Written exercise
Every line of the material is to be repeated exactly as it stands.

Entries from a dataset
--- BEGIN ---

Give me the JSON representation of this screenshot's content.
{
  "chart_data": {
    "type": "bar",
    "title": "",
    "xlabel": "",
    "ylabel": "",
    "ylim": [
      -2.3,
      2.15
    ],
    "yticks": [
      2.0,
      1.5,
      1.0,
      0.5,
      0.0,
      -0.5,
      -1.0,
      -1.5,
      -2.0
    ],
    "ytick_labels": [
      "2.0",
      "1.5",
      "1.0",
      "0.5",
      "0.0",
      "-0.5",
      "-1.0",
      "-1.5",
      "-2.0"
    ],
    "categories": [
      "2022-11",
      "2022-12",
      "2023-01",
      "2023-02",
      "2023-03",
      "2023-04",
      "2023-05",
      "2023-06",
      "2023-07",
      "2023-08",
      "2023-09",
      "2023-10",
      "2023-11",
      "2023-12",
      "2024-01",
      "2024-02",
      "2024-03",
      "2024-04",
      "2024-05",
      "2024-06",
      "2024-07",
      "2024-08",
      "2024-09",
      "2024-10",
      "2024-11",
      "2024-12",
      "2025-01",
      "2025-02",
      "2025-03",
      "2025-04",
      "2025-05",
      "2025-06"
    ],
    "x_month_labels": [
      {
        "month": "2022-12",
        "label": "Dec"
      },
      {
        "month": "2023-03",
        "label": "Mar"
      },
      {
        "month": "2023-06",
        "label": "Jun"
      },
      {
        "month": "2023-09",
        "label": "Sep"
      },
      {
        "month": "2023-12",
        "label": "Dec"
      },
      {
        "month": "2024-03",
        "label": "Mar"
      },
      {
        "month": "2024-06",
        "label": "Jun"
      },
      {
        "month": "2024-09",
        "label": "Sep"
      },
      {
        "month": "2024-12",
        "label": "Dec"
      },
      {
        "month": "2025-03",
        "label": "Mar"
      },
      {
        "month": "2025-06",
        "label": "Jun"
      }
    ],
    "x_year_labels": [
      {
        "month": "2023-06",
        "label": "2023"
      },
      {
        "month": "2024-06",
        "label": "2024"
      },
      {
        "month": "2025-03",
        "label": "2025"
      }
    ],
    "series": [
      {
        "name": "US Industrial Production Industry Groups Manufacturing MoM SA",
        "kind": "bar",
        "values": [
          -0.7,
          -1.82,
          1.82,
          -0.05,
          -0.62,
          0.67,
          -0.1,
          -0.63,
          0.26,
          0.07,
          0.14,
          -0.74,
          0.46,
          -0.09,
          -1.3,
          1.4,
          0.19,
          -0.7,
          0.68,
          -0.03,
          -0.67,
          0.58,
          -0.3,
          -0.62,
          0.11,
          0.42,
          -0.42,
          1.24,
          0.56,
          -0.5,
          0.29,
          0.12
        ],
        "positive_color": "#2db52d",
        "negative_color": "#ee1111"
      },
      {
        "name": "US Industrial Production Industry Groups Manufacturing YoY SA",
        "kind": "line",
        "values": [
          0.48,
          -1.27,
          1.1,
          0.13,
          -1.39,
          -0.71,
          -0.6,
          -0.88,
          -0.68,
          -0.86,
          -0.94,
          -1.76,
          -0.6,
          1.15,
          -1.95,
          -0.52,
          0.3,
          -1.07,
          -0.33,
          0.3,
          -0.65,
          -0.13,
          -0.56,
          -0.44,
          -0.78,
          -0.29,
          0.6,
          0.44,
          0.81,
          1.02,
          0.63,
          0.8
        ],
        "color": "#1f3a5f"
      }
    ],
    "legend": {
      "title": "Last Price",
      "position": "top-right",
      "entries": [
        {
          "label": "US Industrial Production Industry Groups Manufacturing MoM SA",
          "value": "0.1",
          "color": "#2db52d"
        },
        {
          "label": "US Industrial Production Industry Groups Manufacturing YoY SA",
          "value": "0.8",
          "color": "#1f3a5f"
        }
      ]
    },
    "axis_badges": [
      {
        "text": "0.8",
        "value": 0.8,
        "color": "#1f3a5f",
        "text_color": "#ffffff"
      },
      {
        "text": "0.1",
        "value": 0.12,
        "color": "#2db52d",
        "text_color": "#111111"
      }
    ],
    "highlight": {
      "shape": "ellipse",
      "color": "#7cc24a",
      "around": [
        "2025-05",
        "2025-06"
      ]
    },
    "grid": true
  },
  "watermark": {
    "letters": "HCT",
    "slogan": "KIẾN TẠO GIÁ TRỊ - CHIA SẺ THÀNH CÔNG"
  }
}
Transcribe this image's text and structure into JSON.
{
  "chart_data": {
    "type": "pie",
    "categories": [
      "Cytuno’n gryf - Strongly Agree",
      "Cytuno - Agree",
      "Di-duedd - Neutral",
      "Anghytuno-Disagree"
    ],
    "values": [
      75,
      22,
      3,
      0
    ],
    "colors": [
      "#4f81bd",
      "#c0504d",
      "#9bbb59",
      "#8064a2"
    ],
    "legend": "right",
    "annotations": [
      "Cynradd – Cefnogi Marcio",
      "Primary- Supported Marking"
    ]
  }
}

--- END ---

Response below
Give me the JSON representation of this screenshot's content.
{
  "chart_data": {
    "type": "bar",
    "title": "",
    "xlabel": "",
    "ylabel": "",
    "ylim": [
      -2.3,
      2.15
    ],
    "yticks": [
      2.0,
      1.5,
      1.0,
      0.5,
      0.0,
      -0.5,
      -1.0,
      -1.5,
      -2.0
    ],
    "ytick_labels": [
      "2.0",
      "1.5",
      "1.0",
      "0.5",
      "0.0",
      "-0.5",
      "-1.0",
      "-1.5",
      "-2.0"
    ],
    "categories": [
      "2022-11",
      "2022-12",
      "2023-01",
      "2023-02",
      "2023-03",
      "2023-04",
      "2023-05",
      "2023-06",
      "2023-07",
      "2023-08",
      "2023-09",
      "2023-10",
      "2023-11",
      "2023-12",
      "2024-01",
      "2024-02",
      "2024-03",
      "2024-04",
      "2024-05",
      "2024-06",
      "2024-07",
      "2024-08",
      "2024-09",
      "2024-10",
      "2024-11",
      "2024-12",
      "2025-01",
      "2025-02",
      "2025-03",
      "2025-04",
      "2025-05",
      "2025-06"
    ],
    "x_month_labels": [
      {
        "month": "2022-12",
        "label": "Dec"
      },
      {
        "month": "2023-03",
        "label": "Mar"
      },
      {
        "month": "2023-06",
        "label": "Jun"
      },
      {
        "month": "2023-09",
        "label": "Sep"
      },
      {
        "month": "2023-12",
        "label": "Dec"
      },
      {
        "month": "2024-03",
        "label": "Mar"
      },
      {
        "month": "2024-06",
        "label": "Jun"
      },
      {
        "month": "2024-09",
        "label": "Sep"
      },
      {
        "month": "2024-12",
        "label": "Dec"
      },
      {
        "month": "2025-03",
        "label": "Mar"
      },
      {
        "month": "2025-06",
        "label": "Jun"
      }
    ],
    "x_year_labels": [
      {
        "month": "2023-06",
        "label": "2023"
      },
      {
        "month": "2024-06",
        "label": "2024"
      },
      {
        "month": "2025-03",
        "label": "2025"
      }
    ],
    "series": [
      {
        "name": "US Industrial Production Industry Groups Manufacturing MoM SA",
        "kind": "bar",
        "values": [
          -0.7,
          -1.82,
          1.82,
          -0.05,
          -0.62,
          0.67,
          -0.1,
          -0.63,
          0.26,
          0.07,
          0.14,
          -0.74,
          0.46,
          -0.09,
          -1.3,
          1.4,
          0.19,
          -0.7,
          0.68,
          -0.03,
          -0.67,
          0.58,
          -0.3,
          -0.62,
          0.11,
          0.42,
          -0.42,
          1.24,
          0.56,
          -0.5,
          0.29,
          0.12
        ],
        "positive_color": "#2db52d",
        "negative_color": "#ee1111"
      },
      {
        "name": "US Industrial Production Industry Groups Manufacturing YoY SA",
        "kind": "line",
        "values": [
          0.48,
          -1.27,
          1.1,
          0.13,
          -1.39,
          -0.71,
          -0.6,
          -0.88,
          -0.68,
          -0.86,
          -0.94,
          -1.76,
          -0.6,
          1.15,
          -1.95,
          -0.52,
          0.3,
          -1.07,
          -0.33,
          0.3,
          -0.65,
          -0.13,
          -0.56,
          -0.44,
          -0.78,
          -0.29,
          0.6,
          0.44,
          0.81,
          1.02,
          0.63,
          0.8
        ],
        "color": "#1f3a5f"
      }
    ],
    "legend": {
      "title": "Last Price",
      "position": "top-right",
      "entries": [
        {
          "label": "US Industrial Production Industry Groups Manufacturing MoM SA",
          "value": "0.1",
          "color": "#2db52d"
        },
        {
          "label": "US Industrial Production Industry Groups Manufacturing YoY SA",
          "value": "0.8",
          "color": "#1f3a5f"
        }
      ]
    },
    "axis_badges": [
      {
        "text": "0.8",
        "value": 0.8,
        "color": "#1f3a5f",
        "text_color": "#ffffff"
      },
      {
        "text": "0.1",
        "value": 0.12,
        "color": "#2db52d",
        "text_color": "#111111"
      }
    ],
    "highlight": {
      "shape": "ellipse",
      "color": "#7cc24a",
      "around": [
        "2025-05",
        "2025-06"
      ]
    },
    "grid": true
  },
  "watermark": {
    "letters": "HCT",
    "slogan": "KIẾN TẠO GIÁ TRỊ - CHIA SẺ THÀNH CÔNG"
  }
}
Transcribe this image's text and structure into JSON.
{
  "chart_data": {
    "type": "pie",
    "categories": [
      "Cytuno’n gryf - Strongly Agree",
      "Cytuno - Agree",
      "Di-duedd - Neutral",
      "Anghytuno-Disagree"
    ],
    "values": [
      75,
      22,
      3,
      0
    ],
    "colors": [
      "#4f81bd",
      "#c0504d",
      "#9bbb59",
      "#8064a2"
    ],
    "legend": "right",
    "annotations": [
      "Cynradd – Cefnogi Marcio",
      "Primary- Supported Marking"
    ]
  }
}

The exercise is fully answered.